start Source extract
# How are all over print hoodies printed?



## dontex (Jul 24, 2006)

http://i41.photobucket.com/albums/e262/mrmontano/hoodyme.jpg
whatz good. I'm a designer and I want to produce my own hoodies with a all over print like these but dont have a clue on the process of getting them manufactored in the US and how there done....any help would be greatfull.....peace!


----------



## Solmu (Aug 15, 2005)

The fabric is sourced, lengths printed up, then sent to a factory to be sewn into the garments required. It's often referred to as "cut and sew".


----------



## dontex (Jul 24, 2006)

Solmu said:


> The fabric is sourced, lengths printed up, then sent to a factory to be sewn into the garments required. It's often referred to as "cut and sew".


thanxs.....thatz how i thought they were done.....does anbody know how much it cost to do a hoodie like that?.... and a good manufacturer that people have actually used in the U.S.?......


----------



## Tgraphics (Aug 27, 2006)

Hi Dontex,
First you must indicate the sort of quantity per fabric design you are going to order, then someone can come up with a rough idea. A lot of these all over printed Hoodies are manufactured in the Far East.
Paul


----------



## dontex (Jul 24, 2006)

like 50-100 hoodies the first run........


----------



## T-Styles (Oct 3, 2006)

good luck. lowest minimum i've found for this is 1000 pcs.


----------



## Tgraphics (Aug 27, 2006)

I doubt if you will get anyone to make 50-100. You may but the price will be sky high. China is not an option for you they just won't entertain those small amounts. Suggest you have a rethink


----------



## sycamore (Nov 8, 2007)

good info thank you


----------



## fudruckus (Apr 18, 2008)

Hey, I also am looking for custom "all over" print hoodies. Any clues where to find them. I don't mind ordering from China. I afraid they will make knock offs of my design. or they will just make more of my design for themselves to sell.
John


----------



## Rodney (Nov 3, 2004)

fudruckus said:


> Hey, I also am looking for custom "all over" print hoodies. Any clues where to find them. I don't mind ordering from China. I afraid they will make knock offs of my design. or they will just make more of my design for themselves to sell.
> John


Try the vendors listed here: http://www.t-shirtforums.com/screen-printing/t8891.html


----------



## dim116 (Nov 27, 2006)

I was wondering the same thing. Check out this site NYC SUBWAY LINE 
would the clothing on this site be done the same way. It's very nice stuff.

Lar


----------



## subdog101 (Jun 25, 2008)

I do allover prints on hoodies, but the old fashioned way,
large screen, and each hoodie takes 8-seperate prints,
its a lot of work...


----------



## shaffett (Aug 12, 2008)

Tgraphics said:


> I doubt if you will get anyone to make 50-100. You may but the price will be sky high. China is not an option for you they just won't entertain those small amounts. Suggest you have a rethink


Most companies in China would not take it, but [some will]


----------



## novanutcase (Aug 6, 2008)

One solution may be to run it through a printer with a large format machine or maybe even a belt printer?
end Source extract
Written instruction 1
Repeat the part of the hoodie printing thread between "## dim116 (Nov" and "(Jun 25, 2008)", inclusive.
start Data rows
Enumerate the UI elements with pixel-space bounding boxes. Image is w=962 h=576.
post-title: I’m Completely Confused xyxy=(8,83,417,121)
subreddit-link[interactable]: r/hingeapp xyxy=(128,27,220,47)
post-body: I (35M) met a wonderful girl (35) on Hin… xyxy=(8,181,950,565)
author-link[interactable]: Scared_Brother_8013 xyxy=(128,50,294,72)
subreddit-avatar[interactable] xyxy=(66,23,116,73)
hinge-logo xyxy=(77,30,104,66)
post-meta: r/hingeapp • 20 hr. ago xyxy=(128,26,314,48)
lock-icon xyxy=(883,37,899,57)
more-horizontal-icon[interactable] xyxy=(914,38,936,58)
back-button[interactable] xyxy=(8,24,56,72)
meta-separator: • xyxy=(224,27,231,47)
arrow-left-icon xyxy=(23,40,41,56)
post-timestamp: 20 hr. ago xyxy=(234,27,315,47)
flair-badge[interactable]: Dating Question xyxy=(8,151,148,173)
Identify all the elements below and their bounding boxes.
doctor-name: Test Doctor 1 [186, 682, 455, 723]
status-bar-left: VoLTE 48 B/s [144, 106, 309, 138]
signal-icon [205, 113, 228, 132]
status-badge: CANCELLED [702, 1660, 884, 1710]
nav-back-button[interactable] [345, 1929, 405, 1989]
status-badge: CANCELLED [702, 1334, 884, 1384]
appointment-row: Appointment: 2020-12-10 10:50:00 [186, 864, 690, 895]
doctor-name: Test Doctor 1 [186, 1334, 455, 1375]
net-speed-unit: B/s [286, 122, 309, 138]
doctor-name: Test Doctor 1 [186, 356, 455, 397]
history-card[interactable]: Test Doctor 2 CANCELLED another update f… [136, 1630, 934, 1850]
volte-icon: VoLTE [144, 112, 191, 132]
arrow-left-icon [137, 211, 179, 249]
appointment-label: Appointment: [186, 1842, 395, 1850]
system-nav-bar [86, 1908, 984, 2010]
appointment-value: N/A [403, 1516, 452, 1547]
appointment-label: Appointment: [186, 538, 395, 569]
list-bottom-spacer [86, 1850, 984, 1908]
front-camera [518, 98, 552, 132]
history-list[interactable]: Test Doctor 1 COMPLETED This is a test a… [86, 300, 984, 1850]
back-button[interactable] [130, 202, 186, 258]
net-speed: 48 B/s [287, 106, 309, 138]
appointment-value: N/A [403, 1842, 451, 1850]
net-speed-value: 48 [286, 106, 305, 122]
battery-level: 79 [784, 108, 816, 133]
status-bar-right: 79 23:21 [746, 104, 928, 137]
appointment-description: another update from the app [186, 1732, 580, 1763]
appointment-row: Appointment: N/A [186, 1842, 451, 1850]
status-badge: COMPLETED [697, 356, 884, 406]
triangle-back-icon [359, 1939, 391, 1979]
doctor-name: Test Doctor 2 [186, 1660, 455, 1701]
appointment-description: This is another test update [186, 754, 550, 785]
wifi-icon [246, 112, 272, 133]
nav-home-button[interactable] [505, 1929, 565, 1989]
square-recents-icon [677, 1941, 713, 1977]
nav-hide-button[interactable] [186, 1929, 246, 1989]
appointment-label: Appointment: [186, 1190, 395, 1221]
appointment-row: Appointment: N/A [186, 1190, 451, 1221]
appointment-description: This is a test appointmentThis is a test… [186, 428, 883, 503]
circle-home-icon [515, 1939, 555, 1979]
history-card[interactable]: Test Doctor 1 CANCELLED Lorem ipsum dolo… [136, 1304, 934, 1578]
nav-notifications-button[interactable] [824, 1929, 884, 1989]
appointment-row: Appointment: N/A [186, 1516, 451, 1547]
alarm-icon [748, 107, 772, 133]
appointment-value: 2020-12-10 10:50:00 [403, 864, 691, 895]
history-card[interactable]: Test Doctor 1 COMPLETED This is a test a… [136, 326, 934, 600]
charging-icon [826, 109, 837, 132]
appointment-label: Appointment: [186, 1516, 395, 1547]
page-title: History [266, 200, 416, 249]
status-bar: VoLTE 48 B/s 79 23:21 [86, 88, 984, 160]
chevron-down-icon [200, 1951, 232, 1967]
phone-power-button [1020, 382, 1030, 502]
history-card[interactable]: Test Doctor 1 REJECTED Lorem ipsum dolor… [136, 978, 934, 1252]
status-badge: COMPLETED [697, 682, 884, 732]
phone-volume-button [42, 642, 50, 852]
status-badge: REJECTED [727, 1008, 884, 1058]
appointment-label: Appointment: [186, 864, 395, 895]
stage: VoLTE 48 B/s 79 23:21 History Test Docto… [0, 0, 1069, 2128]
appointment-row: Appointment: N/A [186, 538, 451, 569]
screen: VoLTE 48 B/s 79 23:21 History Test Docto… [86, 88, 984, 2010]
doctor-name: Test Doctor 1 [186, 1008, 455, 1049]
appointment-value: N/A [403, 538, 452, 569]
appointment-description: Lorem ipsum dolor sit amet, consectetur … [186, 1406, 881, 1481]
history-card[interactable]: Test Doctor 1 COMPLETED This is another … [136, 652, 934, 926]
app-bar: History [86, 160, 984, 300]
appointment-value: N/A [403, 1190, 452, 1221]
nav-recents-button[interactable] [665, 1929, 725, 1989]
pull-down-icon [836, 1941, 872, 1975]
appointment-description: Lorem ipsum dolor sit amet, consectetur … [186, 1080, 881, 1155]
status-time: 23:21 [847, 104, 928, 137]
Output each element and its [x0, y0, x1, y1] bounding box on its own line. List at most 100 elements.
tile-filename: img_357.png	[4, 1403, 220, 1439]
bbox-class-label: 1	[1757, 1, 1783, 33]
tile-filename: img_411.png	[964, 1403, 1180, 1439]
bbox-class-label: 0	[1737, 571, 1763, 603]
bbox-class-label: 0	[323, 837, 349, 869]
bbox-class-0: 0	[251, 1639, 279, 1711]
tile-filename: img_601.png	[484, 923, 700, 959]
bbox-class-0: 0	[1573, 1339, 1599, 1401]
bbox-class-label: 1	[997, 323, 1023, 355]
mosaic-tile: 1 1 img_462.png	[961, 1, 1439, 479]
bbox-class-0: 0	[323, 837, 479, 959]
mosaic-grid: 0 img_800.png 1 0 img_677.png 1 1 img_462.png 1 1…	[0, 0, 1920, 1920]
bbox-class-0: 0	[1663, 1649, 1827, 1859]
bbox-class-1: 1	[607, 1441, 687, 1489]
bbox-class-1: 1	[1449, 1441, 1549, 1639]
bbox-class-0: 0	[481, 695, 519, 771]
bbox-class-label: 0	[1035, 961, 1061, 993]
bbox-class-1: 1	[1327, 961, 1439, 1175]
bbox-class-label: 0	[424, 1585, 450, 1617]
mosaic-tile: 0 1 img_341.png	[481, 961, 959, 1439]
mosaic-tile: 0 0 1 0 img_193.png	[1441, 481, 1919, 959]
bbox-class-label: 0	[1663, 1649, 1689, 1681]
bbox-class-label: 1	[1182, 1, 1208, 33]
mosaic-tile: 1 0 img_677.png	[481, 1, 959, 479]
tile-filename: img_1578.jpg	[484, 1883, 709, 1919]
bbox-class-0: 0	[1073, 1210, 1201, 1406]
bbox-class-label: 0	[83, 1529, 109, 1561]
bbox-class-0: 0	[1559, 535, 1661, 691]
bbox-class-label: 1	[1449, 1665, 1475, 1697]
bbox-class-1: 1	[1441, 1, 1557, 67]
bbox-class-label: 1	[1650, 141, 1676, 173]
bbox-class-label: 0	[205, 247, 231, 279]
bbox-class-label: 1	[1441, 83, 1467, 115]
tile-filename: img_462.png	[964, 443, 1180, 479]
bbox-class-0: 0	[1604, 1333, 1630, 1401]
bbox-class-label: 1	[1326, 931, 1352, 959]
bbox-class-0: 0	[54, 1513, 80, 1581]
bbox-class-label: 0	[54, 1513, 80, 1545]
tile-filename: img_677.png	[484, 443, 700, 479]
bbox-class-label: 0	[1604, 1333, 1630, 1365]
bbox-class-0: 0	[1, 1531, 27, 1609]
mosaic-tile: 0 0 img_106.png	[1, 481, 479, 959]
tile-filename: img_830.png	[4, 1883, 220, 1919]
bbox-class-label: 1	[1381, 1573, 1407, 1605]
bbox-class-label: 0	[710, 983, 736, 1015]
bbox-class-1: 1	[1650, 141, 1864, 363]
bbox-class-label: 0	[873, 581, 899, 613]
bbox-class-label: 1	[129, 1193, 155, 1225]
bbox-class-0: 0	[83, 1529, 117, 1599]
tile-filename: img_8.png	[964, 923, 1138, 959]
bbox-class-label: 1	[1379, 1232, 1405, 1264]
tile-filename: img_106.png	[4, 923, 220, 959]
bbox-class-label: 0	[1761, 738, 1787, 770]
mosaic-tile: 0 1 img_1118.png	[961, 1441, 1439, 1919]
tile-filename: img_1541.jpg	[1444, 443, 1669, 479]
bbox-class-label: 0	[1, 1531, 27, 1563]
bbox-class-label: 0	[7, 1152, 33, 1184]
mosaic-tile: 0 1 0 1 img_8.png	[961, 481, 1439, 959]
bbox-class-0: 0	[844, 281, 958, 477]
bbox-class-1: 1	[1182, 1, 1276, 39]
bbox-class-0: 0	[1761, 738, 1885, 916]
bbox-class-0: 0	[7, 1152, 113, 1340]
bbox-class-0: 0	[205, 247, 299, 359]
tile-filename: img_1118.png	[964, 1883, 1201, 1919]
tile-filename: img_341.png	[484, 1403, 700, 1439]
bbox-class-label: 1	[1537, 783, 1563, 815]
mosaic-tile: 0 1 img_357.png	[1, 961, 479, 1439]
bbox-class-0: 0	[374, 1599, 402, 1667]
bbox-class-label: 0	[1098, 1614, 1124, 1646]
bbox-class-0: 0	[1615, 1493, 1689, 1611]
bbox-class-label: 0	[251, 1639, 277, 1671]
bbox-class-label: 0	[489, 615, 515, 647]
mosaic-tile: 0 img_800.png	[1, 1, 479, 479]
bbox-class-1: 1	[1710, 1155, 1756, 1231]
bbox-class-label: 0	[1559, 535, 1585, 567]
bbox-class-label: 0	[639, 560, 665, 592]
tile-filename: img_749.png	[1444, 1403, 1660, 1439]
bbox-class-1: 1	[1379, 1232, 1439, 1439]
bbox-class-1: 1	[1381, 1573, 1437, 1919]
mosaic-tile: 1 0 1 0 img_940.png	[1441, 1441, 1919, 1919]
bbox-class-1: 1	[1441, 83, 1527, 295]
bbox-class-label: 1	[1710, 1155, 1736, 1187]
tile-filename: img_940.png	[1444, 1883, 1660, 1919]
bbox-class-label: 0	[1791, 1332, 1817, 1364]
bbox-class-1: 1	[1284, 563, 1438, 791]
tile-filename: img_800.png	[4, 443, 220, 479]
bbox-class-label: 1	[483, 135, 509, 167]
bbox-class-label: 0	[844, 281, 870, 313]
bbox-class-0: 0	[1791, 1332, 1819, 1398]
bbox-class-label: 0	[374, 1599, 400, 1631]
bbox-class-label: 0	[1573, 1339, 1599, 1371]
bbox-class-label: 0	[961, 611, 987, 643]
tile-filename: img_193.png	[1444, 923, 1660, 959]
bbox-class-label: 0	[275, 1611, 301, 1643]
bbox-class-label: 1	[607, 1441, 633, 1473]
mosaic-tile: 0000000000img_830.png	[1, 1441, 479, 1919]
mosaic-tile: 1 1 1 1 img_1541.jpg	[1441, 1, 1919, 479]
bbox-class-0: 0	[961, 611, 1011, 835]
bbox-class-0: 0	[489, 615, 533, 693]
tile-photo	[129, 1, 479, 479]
end Data rows
Written instruction 2
Gather every line of the records that contains the string "hingeapp".

Full answer 1
## dim116 (Nov 27, 2006)

I was wondering the same thing. Check out this site NYC SUBWAY LINE 
would the clothing on this site be done the same way. It's very nice stuff.

Lar


----------



## subdog101 (Jun 25, 2008)

Full answer 2
subreddit-link[interactable]: r/hingeapp xyxy=(128,27,220,47)
post-meta: r/hingeapp • 20 hr. ago xyxy=(128,26,314,48)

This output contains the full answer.